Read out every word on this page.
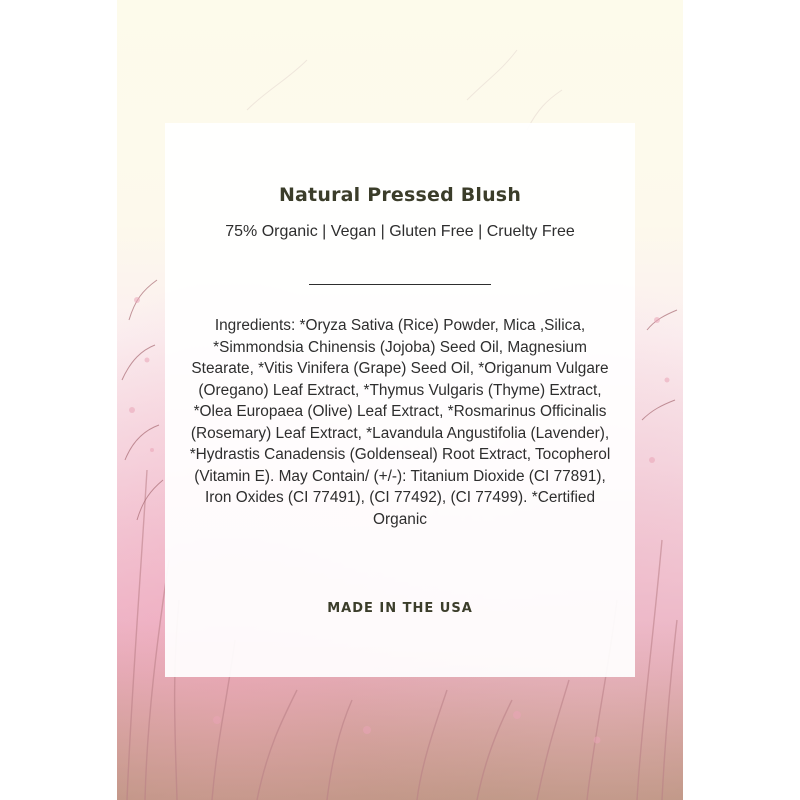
Natural Pressed Blush
75% Organic | Vegan | Gluten Free | Cruelty Free

Ingredients: *Oryza Sativa (Rice) Powder, Mica ,Silica, *Simmondsia Chinensis (Jojoba) Seed Oil, Magnesium Stearate, *Vitis Vinifera (Grape) Seed Oil, *Origanum Vulgare (Oregano) Leaf Extract, *Thymus Vulgaris (Thyme) Extract, *Olea Europaea (Olive) Leaf Extract, *Rosmarinus Officinalis (Rosemary) Leaf Extract, *Lavandula Angustifolia (Lavender), *Hydrastis Canadensis (Goldenseal) Root Extract, Tocopherol (Vitamin E). May Contain/ (+/-): Titanium Dioxide (CI 77891), Iron Oxides (CI 77491), (CI 77492), (CI 77499). *Certified Organic

MADE IN THE USA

☆ ☆ ☆ ☆ ☆

DIRECTION: Show every line from the listing above in which the string "Organic" appears.

RESPONSE TO THIS EXERCISE:
75% Organic | Vegan | Gluten Free | Cruelty Free
Ingredients: *Oryza Sativa (Rice) Powder, Mica ,Silica, *Simmondsia Chinensis (Jojoba) Seed Oil, Magnesium Stearate, *Vitis Vinifera (Grape) Seed Oil, *Origanum Vulgare (Oregano) Leaf Extract, *Thymus Vulgaris (Thyme) Extract, *Olea Europaea (Olive) Leaf Extract, *Rosmarinus Officinalis (Rosemary) Leaf Extract, *Lavandula Angustifolia (Lavender), *Hydrastis Canadensis (Goldenseal) Root Extract, Tocopherol (Vitamin E). May Contain/ (+/-): Titanium Dioxide (CI 77891), Iron Oxides (CI 77491), (CI 77492), (CI 77499). *Certified Organic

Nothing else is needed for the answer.